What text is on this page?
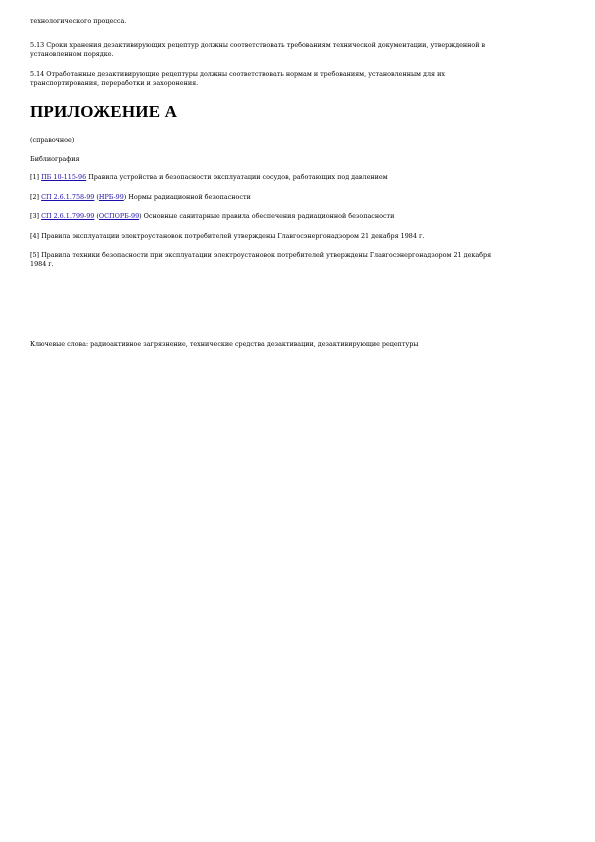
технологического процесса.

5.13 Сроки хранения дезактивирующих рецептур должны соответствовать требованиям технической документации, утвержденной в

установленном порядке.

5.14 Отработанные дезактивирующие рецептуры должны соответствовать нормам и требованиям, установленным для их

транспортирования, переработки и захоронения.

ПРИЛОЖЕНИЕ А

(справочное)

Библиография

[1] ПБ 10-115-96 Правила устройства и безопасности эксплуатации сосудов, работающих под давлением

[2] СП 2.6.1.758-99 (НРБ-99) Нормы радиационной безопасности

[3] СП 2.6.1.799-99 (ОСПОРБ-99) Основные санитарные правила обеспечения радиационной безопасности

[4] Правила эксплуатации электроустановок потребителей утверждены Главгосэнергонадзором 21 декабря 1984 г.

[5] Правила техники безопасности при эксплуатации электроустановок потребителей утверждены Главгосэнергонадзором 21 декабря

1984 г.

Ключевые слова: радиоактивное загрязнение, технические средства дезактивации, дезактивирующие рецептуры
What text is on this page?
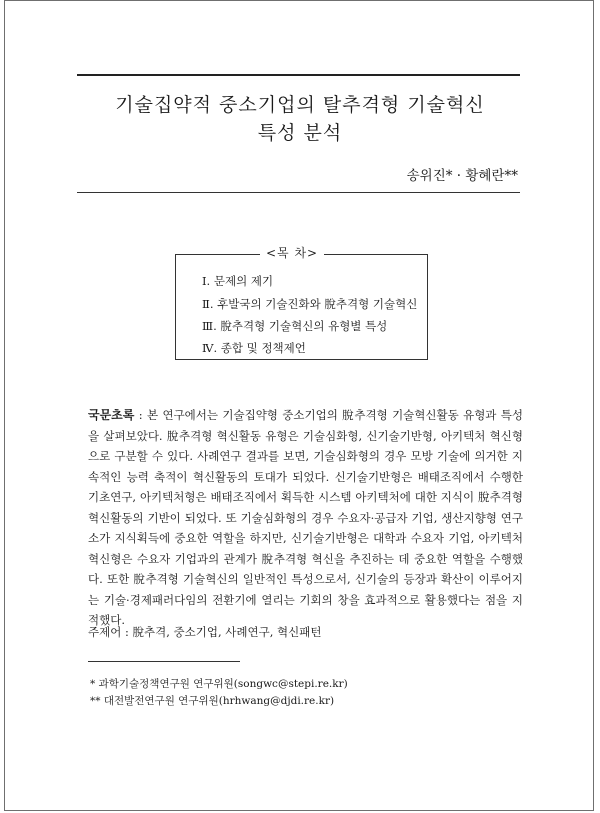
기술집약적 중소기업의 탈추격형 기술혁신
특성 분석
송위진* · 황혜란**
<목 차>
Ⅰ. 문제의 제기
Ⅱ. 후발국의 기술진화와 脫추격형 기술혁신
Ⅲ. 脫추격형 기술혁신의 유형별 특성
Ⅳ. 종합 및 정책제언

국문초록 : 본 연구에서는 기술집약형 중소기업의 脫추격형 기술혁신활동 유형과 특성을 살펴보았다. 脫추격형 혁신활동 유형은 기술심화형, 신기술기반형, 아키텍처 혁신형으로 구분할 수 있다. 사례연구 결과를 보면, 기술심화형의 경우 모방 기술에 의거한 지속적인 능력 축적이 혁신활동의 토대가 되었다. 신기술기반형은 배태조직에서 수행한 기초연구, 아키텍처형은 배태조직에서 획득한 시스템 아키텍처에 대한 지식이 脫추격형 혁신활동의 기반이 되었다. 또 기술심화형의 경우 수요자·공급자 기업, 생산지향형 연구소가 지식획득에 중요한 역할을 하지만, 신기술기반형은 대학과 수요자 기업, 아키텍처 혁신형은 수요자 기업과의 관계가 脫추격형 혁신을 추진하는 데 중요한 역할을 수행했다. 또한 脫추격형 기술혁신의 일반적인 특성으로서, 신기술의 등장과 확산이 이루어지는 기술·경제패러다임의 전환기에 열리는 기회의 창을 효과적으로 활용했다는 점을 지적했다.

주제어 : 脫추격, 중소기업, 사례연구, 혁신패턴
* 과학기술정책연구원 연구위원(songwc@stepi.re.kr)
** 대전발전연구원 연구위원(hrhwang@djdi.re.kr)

+ + + + +

▶ Set exercise
Find the lines containing "должны" and list every one of them.

▶ Written answer
5.13 Сроки хранения дезактивирующих рецептур должны соответствовать требованиям технической документации, утвержденной в
5.14 Отработанные дезактивирующие рецептуры должны соответствовать нормам и требованиям, установленным для их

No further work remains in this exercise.